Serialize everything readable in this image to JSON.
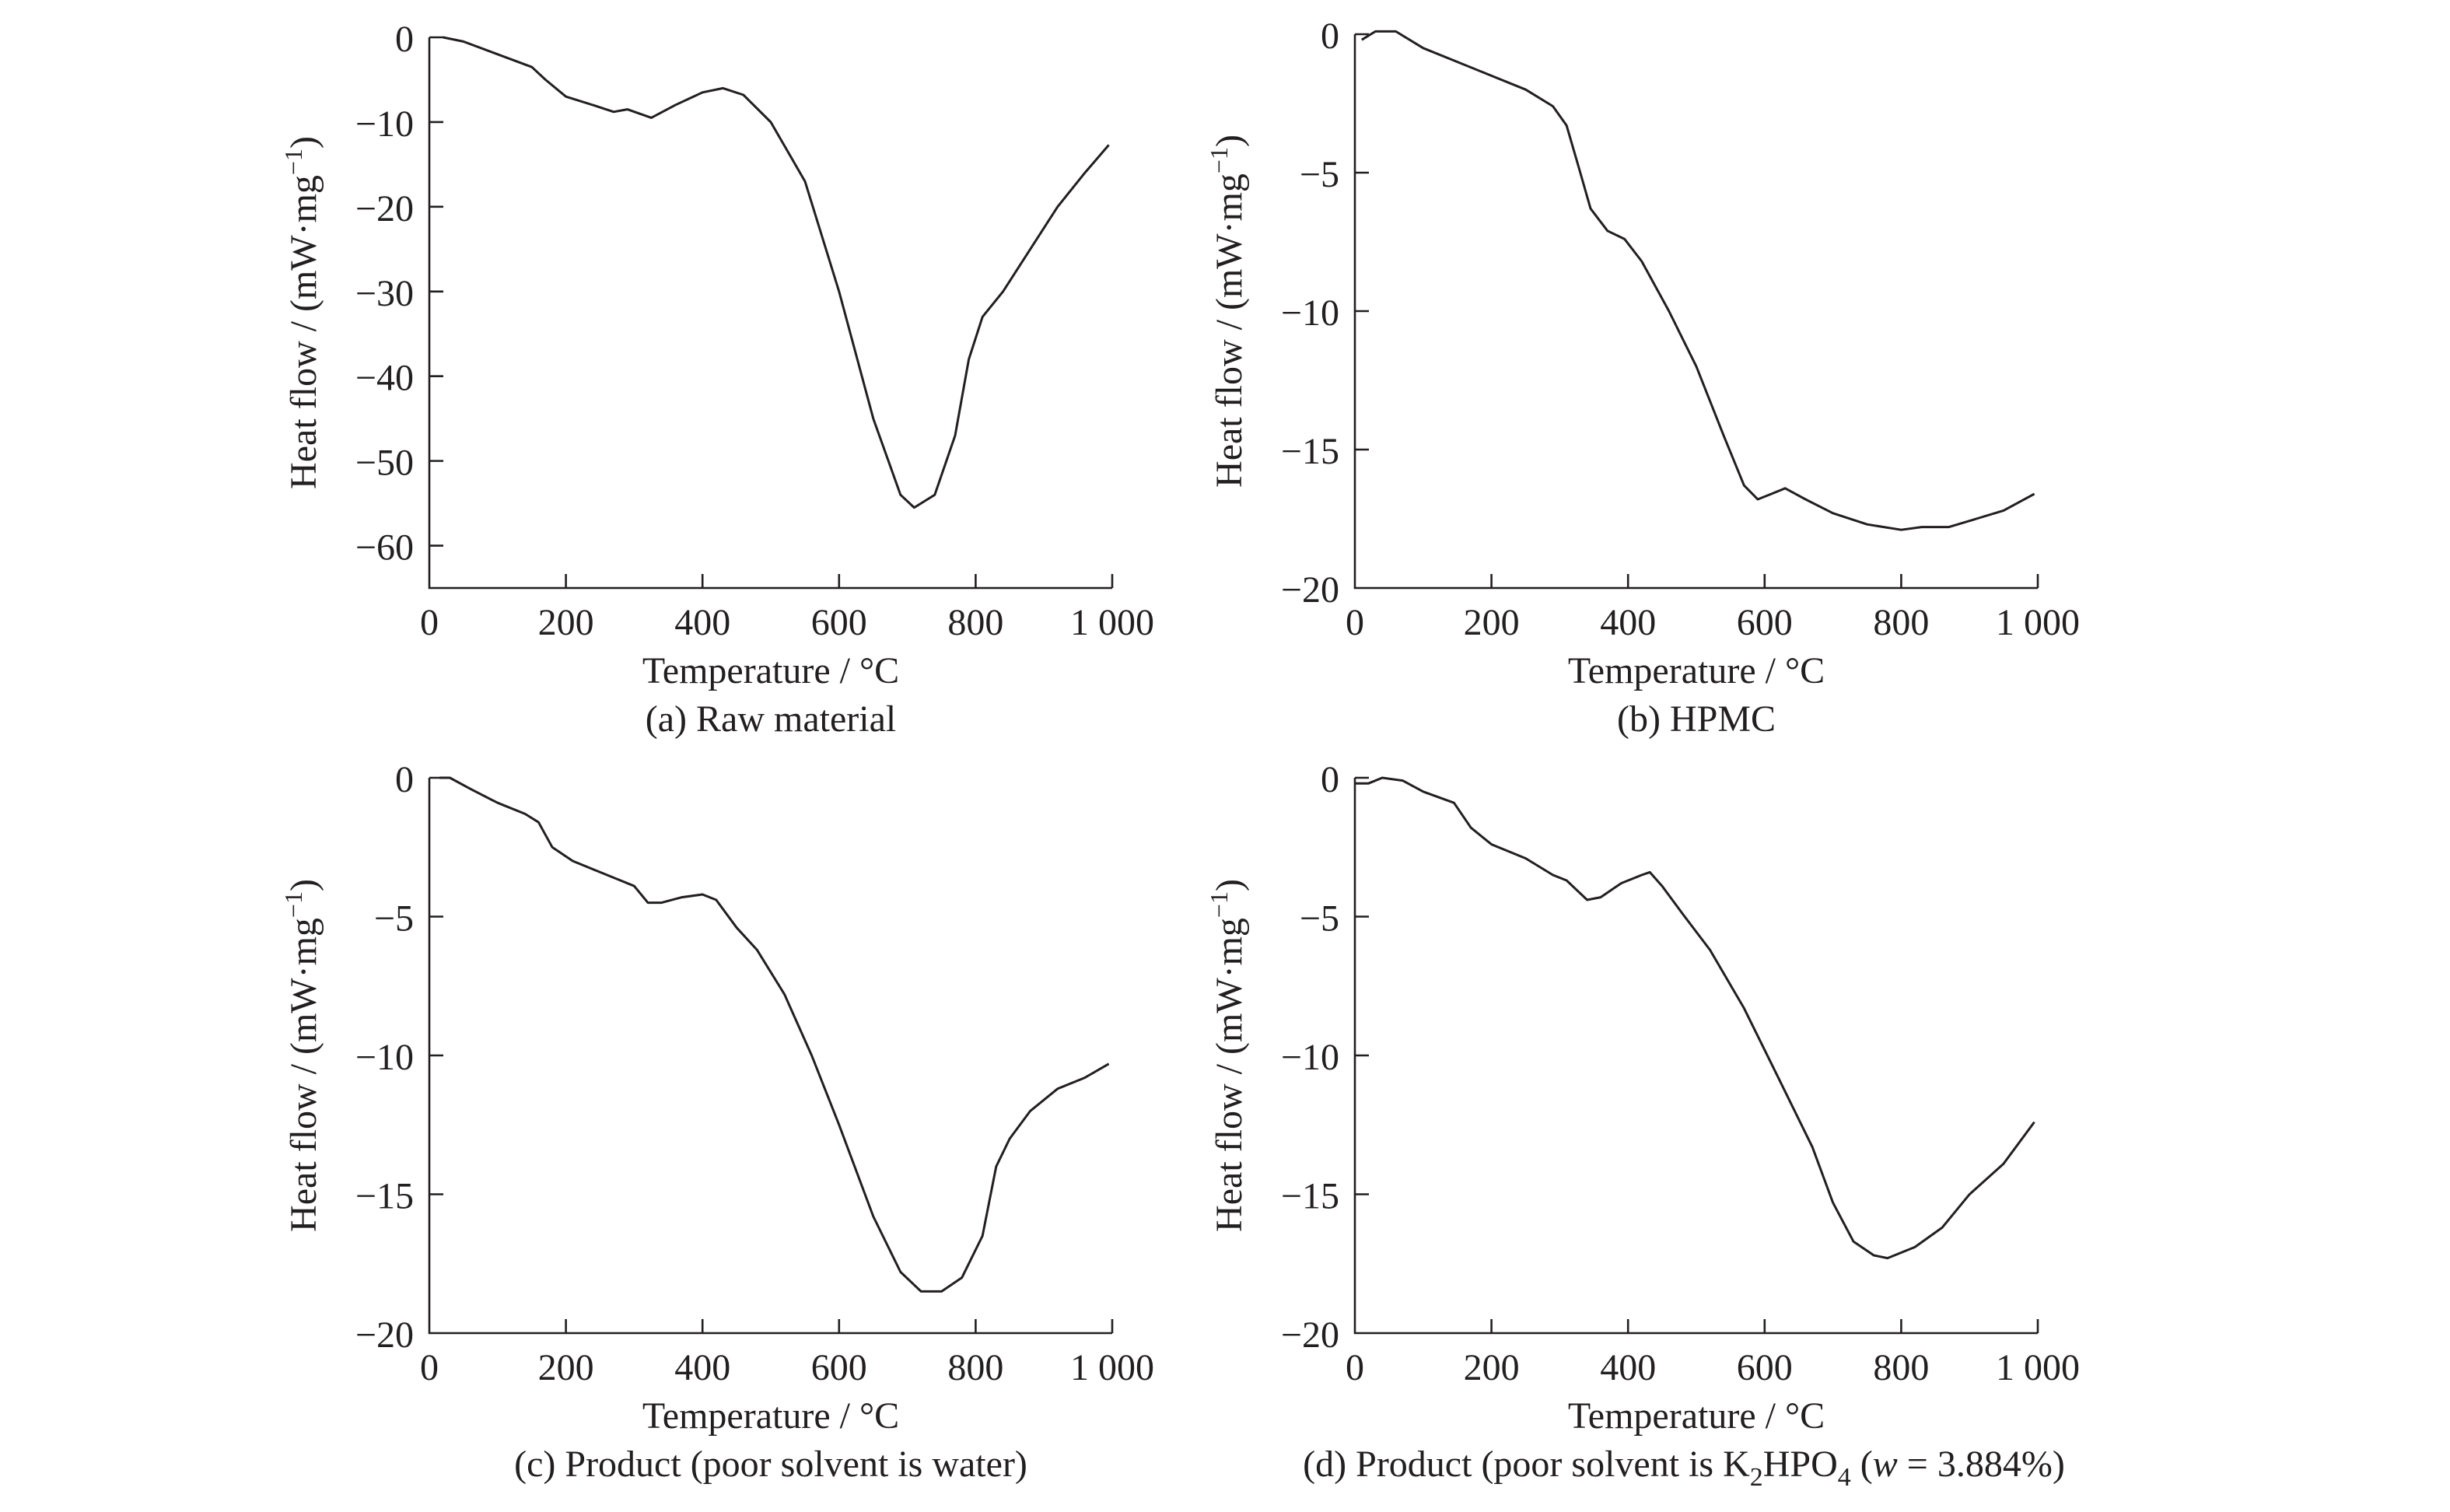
{
  "chart_data": [
    {
      "type": "line",
      "caption": "(a) Raw material",
      "xlabel": "Temperature / °C",
      "ylabel": {
        "main": "Heat flow / (mW·mg",
        "sup": "−1",
        "close": ")"
      },
      "xlim": [
        0,
        1000
      ],
      "ylim": [
        -65,
        0
      ],
      "xticks": [
        0,
        200,
        400,
        600,
        800,
        1000
      ],
      "xtick_labels": [
        "0",
        "200",
        "400",
        "600",
        "800",
        "1 000"
      ],
      "yticks": [
        0,
        -10,
        -20,
        -30,
        -40,
        -50,
        -60
      ],
      "ytick_labels": [
        "0",
        "−10",
        "−20",
        "−30",
        "−40",
        "−50",
        "−60"
      ],
      "grid": false,
      "x": [
        20,
        50,
        100,
        150,
        170,
        200,
        240,
        270,
        290,
        325,
        360,
        400,
        430,
        460,
        500,
        550,
        600,
        650,
        690,
        710,
        740,
        770,
        790,
        810,
        840,
        880,
        920,
        960,
        995
      ],
      "y": [
        0,
        -0.5,
        -2,
        -3.5,
        -5,
        -7,
        -8,
        -8.8,
        -8.5,
        -9.5,
        -8,
        -6.5,
        -6,
        -6.8,
        -10,
        -17,
        -30,
        -45,
        -54,
        -55.5,
        -54,
        -47,
        -38,
        -33,
        -30,
        -25,
        -20,
        -16,
        -12.7
      ]
    },
    {
      "type": "line",
      "caption": "(b) HPMC",
      "xlabel": "Temperature / °C",
      "ylabel": {
        "main": "Heat flow / (mW·mg",
        "sup": "−1",
        "close": ")"
      },
      "xlim": [
        0,
        1000
      ],
      "ylim": [
        -20,
        0
      ],
      "xticks": [
        0,
        200,
        400,
        600,
        800,
        1000
      ],
      "xtick_labels": [
        "0",
        "200",
        "400",
        "600",
        "800",
        "1 000"
      ],
      "yticks": [
        0,
        -5,
        -10,
        -15,
        -20
      ],
      "ytick_labels": [
        "0",
        "−5",
        "−10",
        "−15",
        "−20"
      ],
      "grid": false,
      "x": [
        10,
        30,
        60,
        100,
        150,
        200,
        250,
        290,
        310,
        330,
        345,
        370,
        395,
        420,
        460,
        500,
        540,
        570,
        590,
        610,
        630,
        660,
        700,
        750,
        800,
        830,
        870,
        910,
        950,
        995
      ],
      "y": [
        -0.2,
        0.1,
        0.1,
        -0.5,
        -1,
        -1.5,
        -2,
        -2.6,
        -3.3,
        -5,
        -6.3,
        -7.1,
        -7.4,
        -8.2,
        -10,
        -12,
        -14.5,
        -16.3,
        -16.8,
        -16.6,
        -16.4,
        -16.8,
        -17.3,
        -17.7,
        -17.9,
        -17.8,
        -17.8,
        -17.5,
        -17.2,
        -16.6
      ]
    },
    {
      "type": "line",
      "caption": "(c) Product (poor solvent is water)",
      "xlabel": "Temperature / °C",
      "ylabel": {
        "main": "Heat flow / (mW·mg",
        "sup": "−1",
        "close": ")"
      },
      "xlim": [
        0,
        1000
      ],
      "ylim": [
        -20,
        0
      ],
      "xticks": [
        0,
        200,
        400,
        600,
        800,
        1000
      ],
      "xtick_labels": [
        "0",
        "200",
        "400",
        "600",
        "800",
        "1 000"
      ],
      "yticks": [
        0,
        -5,
        -10,
        -15,
        -20
      ],
      "ytick_labels": [
        "0",
        "−5",
        "−10",
        "−15",
        "−20"
      ],
      "grid": false,
      "x": [
        15,
        30,
        60,
        100,
        140,
        160,
        180,
        210,
        250,
        280,
        300,
        320,
        340,
        370,
        400,
        420,
        450,
        480,
        520,
        560,
        600,
        650,
        690,
        720,
        750,
        780,
        810,
        830,
        850,
        880,
        920,
        960,
        995
      ],
      "y": [
        0,
        0,
        -0.4,
        -0.9,
        -1.3,
        -1.6,
        -2.5,
        -3,
        -3.4,
        -3.7,
        -3.9,
        -4.5,
        -4.5,
        -4.3,
        -4.2,
        -4.4,
        -5.4,
        -6.2,
        -7.8,
        -10,
        -12.5,
        -15.8,
        -17.8,
        -18.5,
        -18.5,
        -18,
        -16.5,
        -14,
        -13,
        -12,
        -11.2,
        -10.8,
        -10.3
      ]
    },
    {
      "type": "line",
      "caption_parts": [
        "(d) Product (poor solvent is K",
        "2",
        "HPO",
        "4",
        " (",
        "w",
        " = 3.884%)"
      ],
      "xlabel": "Temperature / °C",
      "ylabel": {
        "main": "Heat flow / (mW·mg",
        "sup": "−1",
        "close": ")"
      },
      "xlim": [
        0,
        1000
      ],
      "ylim": [
        -20,
        0
      ],
      "xticks": [
        0,
        200,
        400,
        600,
        800,
        1000
      ],
      "xtick_labels": [
        "0",
        "200",
        "400",
        "600",
        "800",
        "1 000"
      ],
      "yticks": [
        0,
        -5,
        -10,
        -15,
        -20
      ],
      "ytick_labels": [
        "0",
        "−5",
        "−10",
        "−15",
        "−20"
      ],
      "grid": false,
      "x": [
        0,
        20,
        40,
        70,
        100,
        145,
        170,
        200,
        250,
        290,
        310,
        340,
        360,
        390,
        420,
        432,
        450,
        480,
        520,
        570,
        620,
        670,
        700,
        730,
        760,
        780,
        820,
        860,
        900,
        950,
        995
      ],
      "y": [
        -0.2,
        -0.2,
        0,
        -0.1,
        -0.5,
        -0.9,
        -1.8,
        -2.4,
        -2.9,
        -3.5,
        -3.7,
        -4.4,
        -4.3,
        -3.8,
        -3.5,
        -3.4,
        -3.9,
        -4.9,
        -6.2,
        -8.3,
        -10.8,
        -13.3,
        -15.3,
        -16.7,
        -17.2,
        -17.3,
        -16.9,
        -16.2,
        -15,
        -13.9,
        -12.4
      ]
    }
  ]
}
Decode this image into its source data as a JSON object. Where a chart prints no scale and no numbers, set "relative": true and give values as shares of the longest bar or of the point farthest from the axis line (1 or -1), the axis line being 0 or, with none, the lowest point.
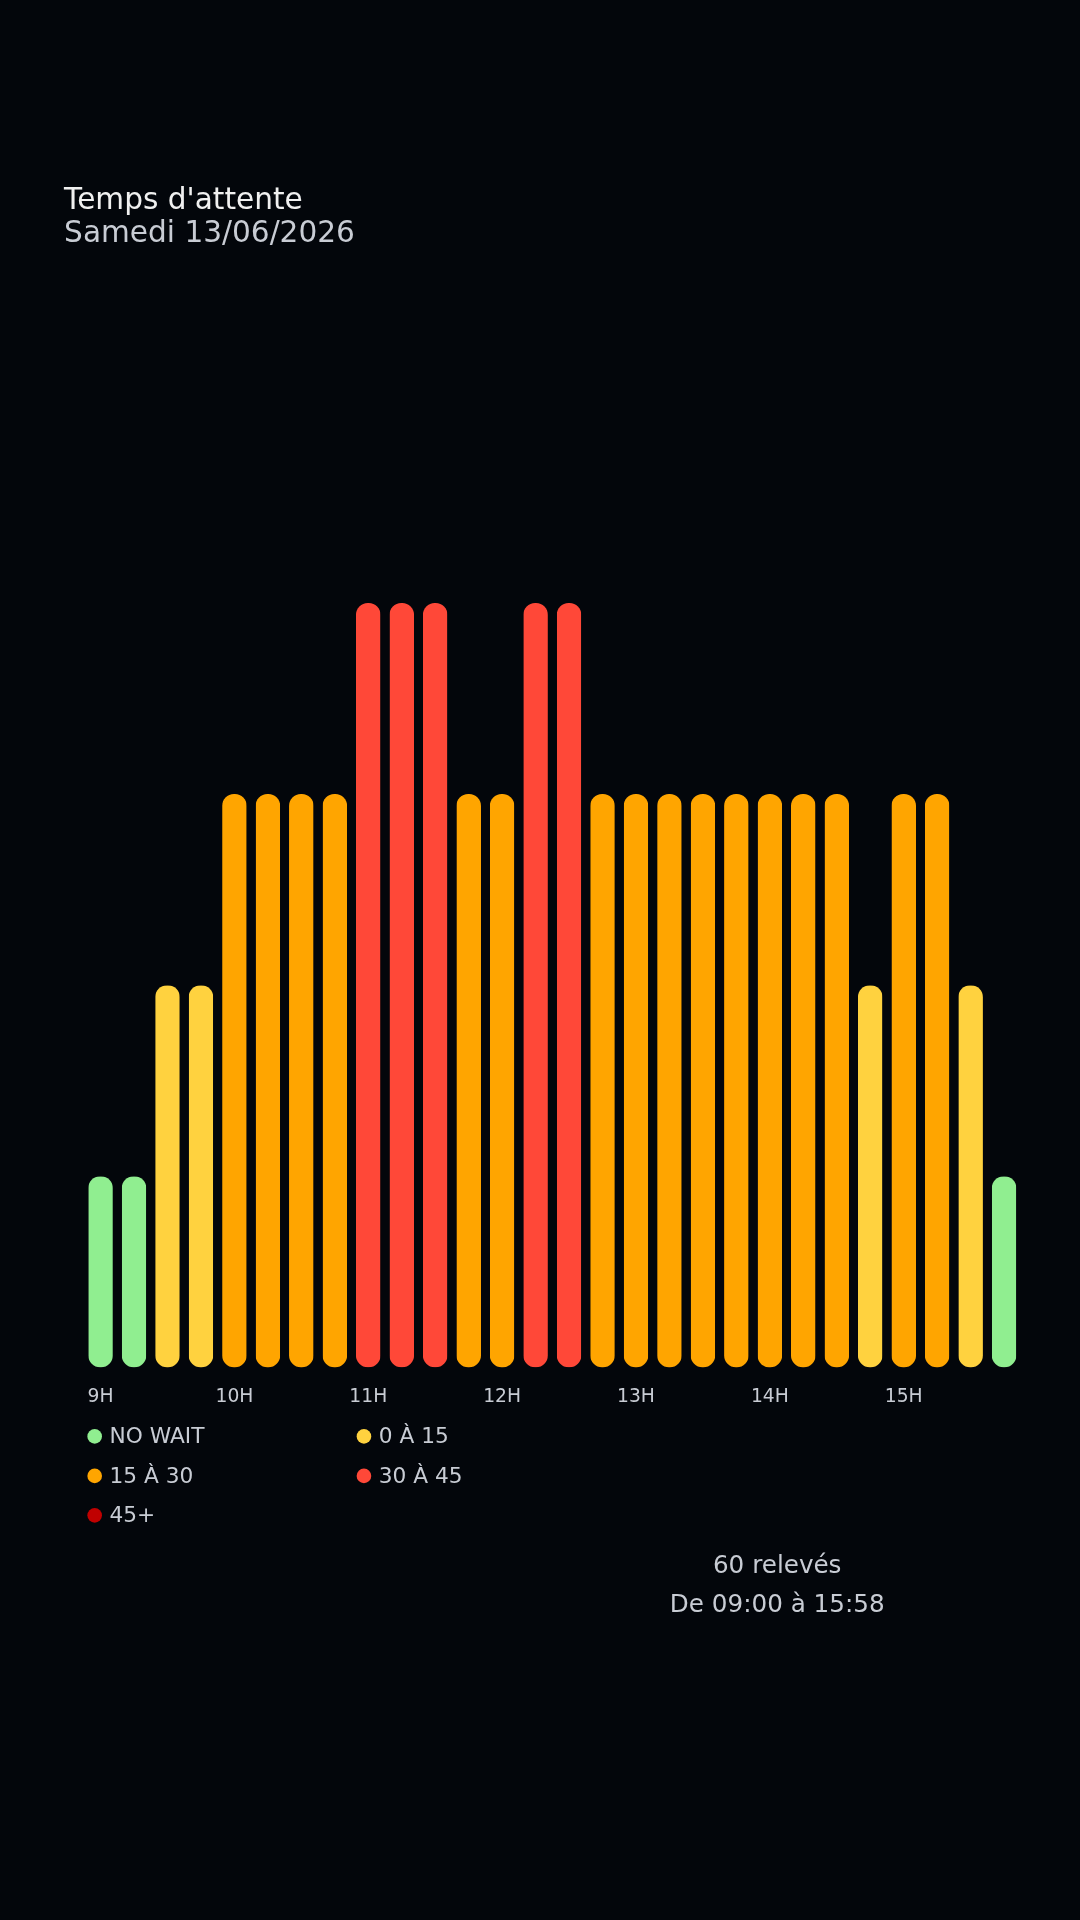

* * *

- [Short task] State how many lines include the string "image", and nothing more.

- [Expected answer] 2